# PROBLEM
Write out the data again exactly, skipping every picture.

# Lines of data
■ ■ ■ ■

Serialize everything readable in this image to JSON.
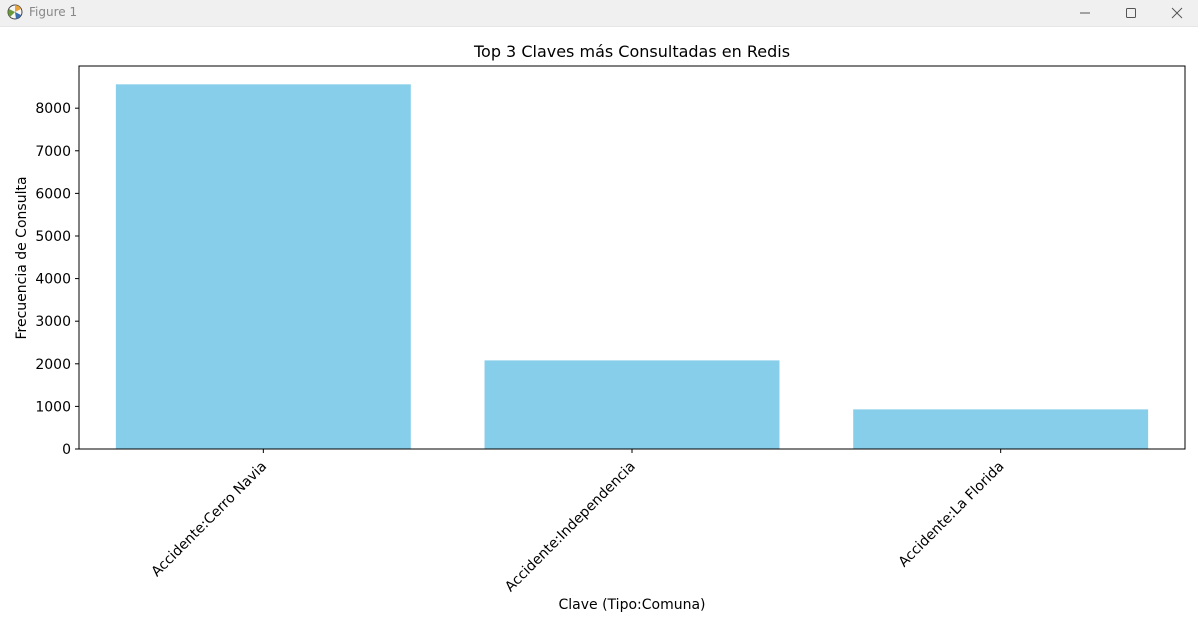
{
  "window": {
    "title": "Figure 1",
    "icon": "matplotlib-figure-icon",
    "controls": [
      "minimize-icon",
      "maximize-icon",
      "close-icon"
    ]
  },
  "chart_data": {
    "type": "bar",
    "title": "Top 3 Claves más Consultadas en Redis",
    "xlabel": "Clave (Tipo:Comuna)",
    "ylabel": "Frecuencia de Consulta",
    "categories": [
      "Accidente:Cerro Navia",
      "Accidente:Independencia",
      "Accidente:La Florida"
    ],
    "values": [
      8560,
      2080,
      930
    ],
    "ylim": [
      0,
      8990
    ],
    "yticks": [
      0,
      1000,
      2000,
      3000,
      4000,
      5000,
      6000,
      7000,
      8000
    ],
    "xtick_rotation": 45,
    "bar_color": "#87ceeb",
    "grid": false,
    "legend": false
  }
}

■ ■ ■ ■

# TASK OUTPUT
Serialize everything readable in this image to JSON.
{
  "window": {
    "title": "Figure 1",
    "icon": "matplotlib-figure-icon",
    "controls": [
      "minimize-icon",
      "maximize-icon",
      "close-icon"
    ]
  },
  "chart_data": {
    "type": "bar",
    "title": "Top 3 Claves más Consultadas en Redis",
    "xlabel": "Clave (Tipo:Comuna)",
    "ylabel": "Frecuencia de Consulta",
    "categories": [
      "Accidente:Cerro Navia",
      "Accidente:Independencia",
      "Accidente:La Florida"
    ],
    "values": [
      8560,
      2080,
      930
    ],
    "ylim": [
      0,
      8990
    ],
    "yticks": [
      0,
      1000,
      2000,
      3000,
      4000,
      5000,
      6000,
      7000,
      8000
    ],
    "xtick_rotation": 45,
    "bar_color": "#87ceeb",
    "grid": false,
    "legend": false
  }
}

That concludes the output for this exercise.